=== Stored entries ===
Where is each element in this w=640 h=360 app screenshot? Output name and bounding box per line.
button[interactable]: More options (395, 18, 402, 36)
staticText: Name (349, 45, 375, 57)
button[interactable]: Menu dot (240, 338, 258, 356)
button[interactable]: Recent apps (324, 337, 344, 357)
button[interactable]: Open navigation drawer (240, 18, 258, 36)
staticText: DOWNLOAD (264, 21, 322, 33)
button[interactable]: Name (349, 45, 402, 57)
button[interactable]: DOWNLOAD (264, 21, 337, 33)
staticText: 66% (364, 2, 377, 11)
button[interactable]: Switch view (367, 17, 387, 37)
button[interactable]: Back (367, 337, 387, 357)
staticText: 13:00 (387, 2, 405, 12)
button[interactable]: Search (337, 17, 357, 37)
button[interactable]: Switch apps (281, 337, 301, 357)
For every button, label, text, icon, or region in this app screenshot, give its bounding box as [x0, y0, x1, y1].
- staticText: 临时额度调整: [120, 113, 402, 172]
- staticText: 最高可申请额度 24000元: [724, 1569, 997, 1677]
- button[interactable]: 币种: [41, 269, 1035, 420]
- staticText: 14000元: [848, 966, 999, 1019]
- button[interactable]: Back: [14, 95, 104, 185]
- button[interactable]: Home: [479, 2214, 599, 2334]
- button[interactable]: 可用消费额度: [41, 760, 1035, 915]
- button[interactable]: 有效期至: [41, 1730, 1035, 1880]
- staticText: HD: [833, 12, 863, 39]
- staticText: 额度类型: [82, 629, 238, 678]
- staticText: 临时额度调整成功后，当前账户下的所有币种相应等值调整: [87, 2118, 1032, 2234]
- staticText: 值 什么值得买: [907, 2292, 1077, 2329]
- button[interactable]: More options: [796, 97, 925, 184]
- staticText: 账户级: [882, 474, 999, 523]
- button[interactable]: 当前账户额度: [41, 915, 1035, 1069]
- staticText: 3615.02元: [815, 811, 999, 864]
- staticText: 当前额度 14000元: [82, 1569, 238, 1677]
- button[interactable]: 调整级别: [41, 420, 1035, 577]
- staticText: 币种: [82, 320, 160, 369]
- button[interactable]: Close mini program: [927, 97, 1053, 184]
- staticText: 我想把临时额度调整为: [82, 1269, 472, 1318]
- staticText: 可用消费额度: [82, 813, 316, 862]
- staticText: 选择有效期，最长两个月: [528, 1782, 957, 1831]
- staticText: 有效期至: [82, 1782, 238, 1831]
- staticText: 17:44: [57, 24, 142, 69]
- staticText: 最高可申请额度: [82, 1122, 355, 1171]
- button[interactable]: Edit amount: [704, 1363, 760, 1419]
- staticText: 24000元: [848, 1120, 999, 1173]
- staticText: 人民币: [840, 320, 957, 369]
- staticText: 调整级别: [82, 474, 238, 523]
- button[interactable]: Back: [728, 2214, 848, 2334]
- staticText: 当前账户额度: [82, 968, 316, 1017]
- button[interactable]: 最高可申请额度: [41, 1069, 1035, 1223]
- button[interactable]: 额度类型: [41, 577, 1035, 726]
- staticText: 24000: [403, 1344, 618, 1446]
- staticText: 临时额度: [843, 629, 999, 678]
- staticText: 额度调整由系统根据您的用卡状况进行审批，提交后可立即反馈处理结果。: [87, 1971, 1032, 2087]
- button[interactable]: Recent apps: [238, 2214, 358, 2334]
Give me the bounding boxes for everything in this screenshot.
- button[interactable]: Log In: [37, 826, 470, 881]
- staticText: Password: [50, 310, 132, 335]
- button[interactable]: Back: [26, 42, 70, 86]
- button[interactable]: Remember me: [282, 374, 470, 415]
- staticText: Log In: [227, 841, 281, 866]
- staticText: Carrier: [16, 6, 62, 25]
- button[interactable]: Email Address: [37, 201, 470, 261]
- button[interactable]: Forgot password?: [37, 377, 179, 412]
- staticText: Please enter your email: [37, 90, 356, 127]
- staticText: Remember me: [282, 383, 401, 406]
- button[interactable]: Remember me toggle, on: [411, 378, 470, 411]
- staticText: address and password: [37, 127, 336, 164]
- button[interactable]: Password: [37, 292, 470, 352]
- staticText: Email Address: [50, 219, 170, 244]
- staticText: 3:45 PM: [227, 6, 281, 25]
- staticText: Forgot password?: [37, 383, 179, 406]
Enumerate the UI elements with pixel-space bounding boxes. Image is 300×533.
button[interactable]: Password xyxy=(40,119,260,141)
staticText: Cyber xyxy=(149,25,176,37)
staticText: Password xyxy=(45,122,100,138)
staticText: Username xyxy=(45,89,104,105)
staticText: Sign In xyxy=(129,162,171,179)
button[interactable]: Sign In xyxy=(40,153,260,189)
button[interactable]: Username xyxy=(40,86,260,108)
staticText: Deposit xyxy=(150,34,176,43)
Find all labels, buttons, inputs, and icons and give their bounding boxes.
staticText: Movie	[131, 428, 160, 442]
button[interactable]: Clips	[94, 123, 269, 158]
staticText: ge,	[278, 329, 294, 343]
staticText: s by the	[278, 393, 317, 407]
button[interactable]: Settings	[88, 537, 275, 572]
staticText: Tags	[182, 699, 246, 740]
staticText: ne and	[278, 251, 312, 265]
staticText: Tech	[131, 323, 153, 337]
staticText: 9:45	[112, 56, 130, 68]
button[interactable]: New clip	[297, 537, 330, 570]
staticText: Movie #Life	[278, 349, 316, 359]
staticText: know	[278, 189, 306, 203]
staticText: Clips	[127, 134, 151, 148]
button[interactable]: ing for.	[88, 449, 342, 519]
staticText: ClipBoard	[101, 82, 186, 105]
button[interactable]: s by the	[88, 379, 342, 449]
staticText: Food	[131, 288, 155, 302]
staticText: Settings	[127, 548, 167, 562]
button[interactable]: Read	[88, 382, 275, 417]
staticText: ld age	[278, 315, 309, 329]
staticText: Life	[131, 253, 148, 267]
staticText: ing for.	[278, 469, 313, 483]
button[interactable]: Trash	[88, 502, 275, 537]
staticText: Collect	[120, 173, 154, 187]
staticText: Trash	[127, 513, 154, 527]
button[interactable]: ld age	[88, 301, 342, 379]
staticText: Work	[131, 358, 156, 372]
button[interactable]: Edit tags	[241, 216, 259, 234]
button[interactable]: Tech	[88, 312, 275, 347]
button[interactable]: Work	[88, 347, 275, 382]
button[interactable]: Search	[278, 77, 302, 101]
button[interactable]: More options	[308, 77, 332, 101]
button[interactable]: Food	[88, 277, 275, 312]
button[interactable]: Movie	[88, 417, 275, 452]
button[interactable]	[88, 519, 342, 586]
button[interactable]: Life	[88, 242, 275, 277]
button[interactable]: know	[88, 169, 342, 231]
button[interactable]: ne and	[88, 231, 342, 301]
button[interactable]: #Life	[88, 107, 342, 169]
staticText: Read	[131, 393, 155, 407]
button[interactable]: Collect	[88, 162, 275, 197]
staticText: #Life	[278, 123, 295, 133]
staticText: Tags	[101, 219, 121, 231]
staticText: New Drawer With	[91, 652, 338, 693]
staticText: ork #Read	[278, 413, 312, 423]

=== EXERCISE DESCRIPTION ===
Render each line of the listing as an item in a numbered list, omitting any blank lines.

=== OUTPUT OF THE EXERCISE ===
1. Where is each element in this w=640 h=360 app screenshot? Output name and bounding box per line.
2. button[interactable]: More options (395, 18, 402, 36)
3. staticText: Name (349, 45, 375, 57)
4. button[interactable]: Menu dot (240, 338, 258, 356)
5. button[interactable]: Recent apps (324, 337, 344, 357)
6. button[interactable]: Open navigation drawer (240, 18, 258, 36)
7. staticText: DOWNLOAD (264, 21, 322, 33)
8. button[interactable]: Name (349, 45, 402, 57)
9. button[interactable]: DOWNLOAD (264, 21, 337, 33)
10. staticText: 66% (364, 2, 377, 11)
11. button[interactable]: Switch view (367, 17, 387, 37)
12. button[interactable]: Back (367, 337, 387, 357)
13. staticText: 13:00 (387, 2, 405, 12)
14. button[interactable]: Search (337, 17, 357, 37)
15. button[interactable]: Switch apps (281, 337, 301, 357)
16. For every button, label, text, icon, or region in this app screenshot, give its bounding box as [x0, y0, x1, y1].
17. - staticText: 临时额度调整: [120, 113, 402, 172]
18. - staticText: 最高可申请额度 24000元: [724, 1569, 997, 1677]
19. - button[interactable]: 币种: [41, 269, 1035, 420]
20. - staticText: 14000元: [848, 966, 999, 1019]
21. - button[interactable]: Back: [14, 95, 104, 185]
22. - button[interactable]: Home: [479, 2214, 599, 2334]
23. - button[interactable]: 可用消费额度: [41, 760, 1035, 915]
24. - button[interactable]: 有效期至: [41, 1730, 1035, 1880]
25. - staticText: HD: [833, 12, 863, 39]
26. - staticText: 额度类型: [82, 629, 238, 678]
27. - staticText: 临时额度调整成功后，当前账户下的所有币种相应等值调整: [87, 2118, 1032, 2234]
28. - staticText: 值 什么值得买: [907, 2292, 1077, 2329]
29. - button[interactable]: More options: [796, 97, 925, 184]
30. - staticText: 账户级: [882, 474, 999, 523]
31. - button[interactable]: 当前账户额度: [41, 915, 1035, 1069]
32. - staticText: 3615.02元: [815, 811, 999, 864]
33. - staticText: 当前额度 14000元: [82, 1569, 238, 1677]
34. - button[interactable]: 调整级别: [41, 420, 1035, 577]
35. - staticText: 币种: [82, 320, 160, 369]
36. - button[interactable]: Close mini program: [927, 97, 1053, 184]
37. - staticText: 我想把临时额度调整为: [82, 1269, 472, 1318]
38. - staticText: 可用消费额度: [82, 813, 316, 862]
39. - staticText: 选择有效期，最长两个月: [528, 1782, 957, 1831]
40. - staticText: 有效期至: [82, 1782, 238, 1831]
41. - staticText: 17:44: [57, 24, 142, 69]
42. - staticText: 最高可申请额度: [82, 1122, 355, 1171]
43. - button[interactable]: Edit amount: [704, 1363, 760, 1419]
44. - staticText: 24000元: [848, 1120, 999, 1173]
45. - staticText: 人民币: [840, 320, 957, 369]
46. - staticText: 调整级别: [82, 474, 238, 523]
47. - button[interactable]: Back: [728, 2214, 848, 2334]
48. - staticText: 当前账户额度: [82, 968, 316, 1017]
49. - button[interactable]: 最高可申请额度: [41, 1069, 1035, 1223]
50. - button[interactable]: 额度类型: [41, 577, 1035, 726]
51. - staticText: 24000: [403, 1344, 618, 1446]
52. - staticText: 临时额度: [843, 629, 999, 678]
53. - staticText: 额度调整由系统根据您的用卡状况进行审批，提交后可立即反馈处理结果。: [87, 1971, 1032, 2087]
54. - button[interactable]: Recent apps: [238, 2214, 358, 2334]
55. Give me the bounding boxes for everything in this screenshot.
56. - button[interactable]: Log In: [37, 826, 470, 881]
57. - staticText: Password: [50, 310, 132, 335]
58. - button[interactable]: Back: [26, 42, 70, 86]
59. - button[interactable]: Remember me: [282, 374, 470, 415]
60. - staticText: Log In: [227, 841, 281, 866]
61. - staticText: Carrier: [16, 6, 62, 25]
62. - button[interactable]: Email Address: [37, 201, 470, 261]
63. - button[interactable]: Forgot password?: [37, 377, 179, 412]
64. - staticText: Please enter your email: [37, 90, 356, 127]
65. - staticText: Remember me: [282, 383, 401, 406]
66. - button[interactable]: Remember me toggle, on: [411, 378, 470, 411]
67. - staticText: address and password: [37, 127, 336, 164]
68. - button[interactable]: Password: [37, 292, 470, 352]
69. - staticText: Email Address: [50, 219, 170, 244]
70. - staticText: 3:45 PM: [227, 6, 281, 25]
71. - staticText: Forgot password?: [37, 383, 179, 406]
72. Enumerate the UI elements with pixel-space bounding boxes. Image is 300×533.
73. button[interactable]: Password xyxy=(40,119,260,141)
74. staticText: Cyber xyxy=(149,25,176,37)
75. staticText: Password xyxy=(45,122,100,138)
76. staticText: Username xyxy=(45,89,104,105)
77. staticText: Sign In xyxy=(129,162,171,179)
78. button[interactable]: Sign In xyxy=(40,153,260,189)
79. button[interactable]: Username xyxy=(40,86,260,108)
80. staticText: Deposit xyxy=(150,34,176,43)
81. Find all labels, buttons, inputs, and icons and give their bounding boxes.
82. staticText: Movie	[131, 428, 160, 442]
83. button[interactable]: Clips	[94, 123, 269, 158]
84. staticText: ge,	[278, 329, 294, 343]
85. staticText: s by the	[278, 393, 317, 407]
86. button[interactable]: Settings	[88, 537, 275, 572]
87. staticText: Tags	[182, 699, 246, 740]
88. staticText: ne and	[278, 251, 312, 265]
89. staticText: Tech	[131, 323, 153, 337]
90. staticText: 9:45	[112, 56, 130, 68]
91. button[interactable]: New clip	[297, 537, 330, 570]
92. staticText: Movie #Life	[278, 349, 316, 359]
93. staticText: know	[278, 189, 306, 203]
94. staticText: Clips	[127, 134, 151, 148]
95. button[interactable]: ing for.	[88, 449, 342, 519]
96. staticText: ClipBoard	[101, 82, 186, 105]
97. button[interactable]: s by the	[88, 379, 342, 449]
98. staticText: Food	[131, 288, 155, 302]
99. staticText: Settings	[127, 548, 167, 562]
100. button[interactable]: Read	[88, 382, 275, 417]
101. staticText: ld age	[278, 315, 309, 329]
102. staticText: Life	[131, 253, 148, 267]
103. staticText: ing for.	[278, 469, 313, 483]
104. button[interactable]: Trash	[88, 502, 275, 537]
105. staticText: Collect	[120, 173, 154, 187]
106. staticText: Trash	[127, 513, 154, 527]
107. button[interactable]: ld age	[88, 301, 342, 379]
108. staticText: Work	[131, 358, 156, 372]
109. button[interactable]: Edit tags	[241, 216, 259, 234]
110. button[interactable]: Tech	[88, 312, 275, 347]
111. button[interactable]: Work	[88, 347, 275, 382]
112. button[interactable]: Search	[278, 77, 302, 101]
113. button[interactable]: More options	[308, 77, 332, 101]
114. button[interactable]: Food	[88, 277, 275, 312]
115. button[interactable]: Movie	[88, 417, 275, 452]
116. button[interactable]	[88, 519, 342, 586]
117. button[interactable]: Life	[88, 242, 275, 277]
118. button[interactable]: know	[88, 169, 342, 231]
119. button[interactable]: ne and	[88, 231, 342, 301]
120. button[interactable]: #Life	[88, 107, 342, 169]
121. staticText: Read	[131, 393, 155, 407]
122. button[interactable]: Collect	[88, 162, 275, 197]
123. staticText: #Life	[278, 123, 295, 133]
124. staticText: Tags	[101, 219, 121, 231]
125. staticText: New Drawer With	[91, 652, 338, 693]
126. staticText: ork #Read	[278, 413, 312, 423]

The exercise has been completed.